Collected data entries

========================================

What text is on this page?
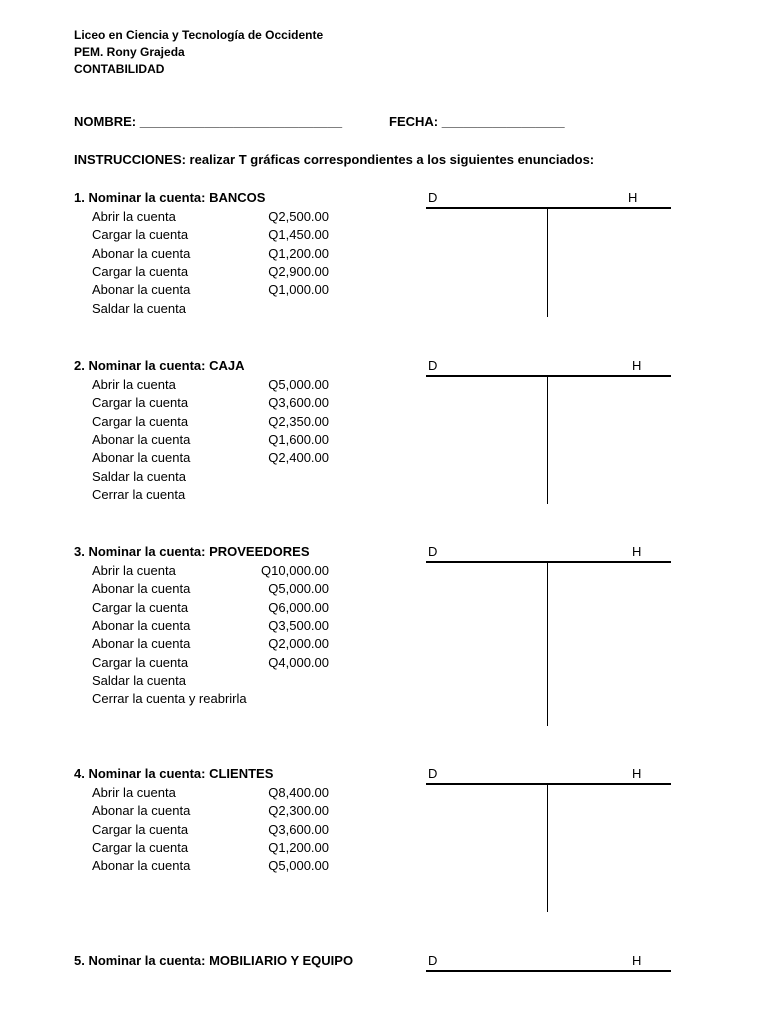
Liceo en Ciencia y Tecnología de Occidente
PEM. Rony Grajeda
CONTABILIDAD
NOMBRE: ____________________________	FECHA: _________________
INSTRUCCIONES: realizar T gráficas correspondientes a los siguientes enunciados:
1. Nominar la cuenta: BANCOS
Abrir la cuenta	Q2,500.00
Cargar la cuenta	Q1,450.00
Abonar la cuenta	Q1,200.00
Cargar la cuenta	Q2,900.00
Abonar la cuenta	Q1,000.00
Saldar la cuenta
D	H
2. Nominar la cuenta: CAJA
Abrir la cuenta	Q5,000.00
Cargar la cuenta	Q3,600.00
Cargar la cuenta	Q2,350.00
Abonar la cuenta	Q1,600.00
Abonar la cuenta	Q2,400.00
Saldar la cuenta
Cerrar la cuenta
D	H
3. Nominar la cuenta: PROVEEDORES
Abrir la cuenta	Q10,000.00
Abonar la cuenta	Q5,000.00
Cargar la cuenta	Q6,000.00
Abonar la cuenta	Q3,500.00
Abonar la cuenta	Q2,000.00
Cargar la cuenta	Q4,000.00
Saldar la cuenta
Cerrar la cuenta y reabrirla
D	H
4. Nominar la cuenta: CLIENTES
Abrir la cuenta	Q8,400.00
Abonar la cuenta	Q2,300.00
Cargar la cuenta	Q3,600.00
Cargar la cuenta	Q1,200.00
Abonar la cuenta	Q5,000.00
D	H
5. Nominar la cuenta: MOBILIARIO Y EQUIPO	D	H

========================================

YOUR INSTRUCTIONS:
All entries are to be retyped exactly. Omit any embedded images.

FINAL RESULT:
What text is on this page?
Liceo en Ciencia y Tecnología de Occidente
PEM. Rony Grajeda
CONTABILIDAD
NOMBRE: ____________________________	FECHA: _________________
INSTRUCCIONES: realizar T gráficas correspondientes a los siguientes enunciados:
1. Nominar la cuenta: BANCOS
Abrir la cuenta	Q2,500.00
Cargar la cuenta	Q1,450.00
Abonar la cuenta	Q1,200.00
Cargar la cuenta	Q2,900.00
Abonar la cuenta	Q1,000.00
Saldar la cuenta
D	H
2. Nominar la cuenta: CAJA
Abrir la cuenta	Q5,000.00
Cargar la cuenta	Q3,600.00
Cargar la cuenta	Q2,350.00
Abonar la cuenta	Q1,600.00
Abonar la cuenta	Q2,400.00
Saldar la cuenta
Cerrar la cuenta
D	H
3. Nominar la cuenta: PROVEEDORES
Abrir la cuenta	Q10,000.00
Abonar la cuenta	Q5,000.00
Cargar la cuenta	Q6,000.00
Abonar la cuenta	Q3,500.00
Abonar la cuenta	Q2,000.00
Cargar la cuenta	Q4,000.00
Saldar la cuenta
Cerrar la cuenta y reabrirla
D	H
4. Nominar la cuenta: CLIENTES
Abrir la cuenta	Q8,400.00
Abonar la cuenta	Q2,300.00
Cargar la cuenta	Q3,600.00
Cargar la cuenta	Q1,200.00
Abonar la cuenta	Q5,000.00
D	H
5. Nominar la cuenta: MOBILIARIO Y EQUIPO	D	H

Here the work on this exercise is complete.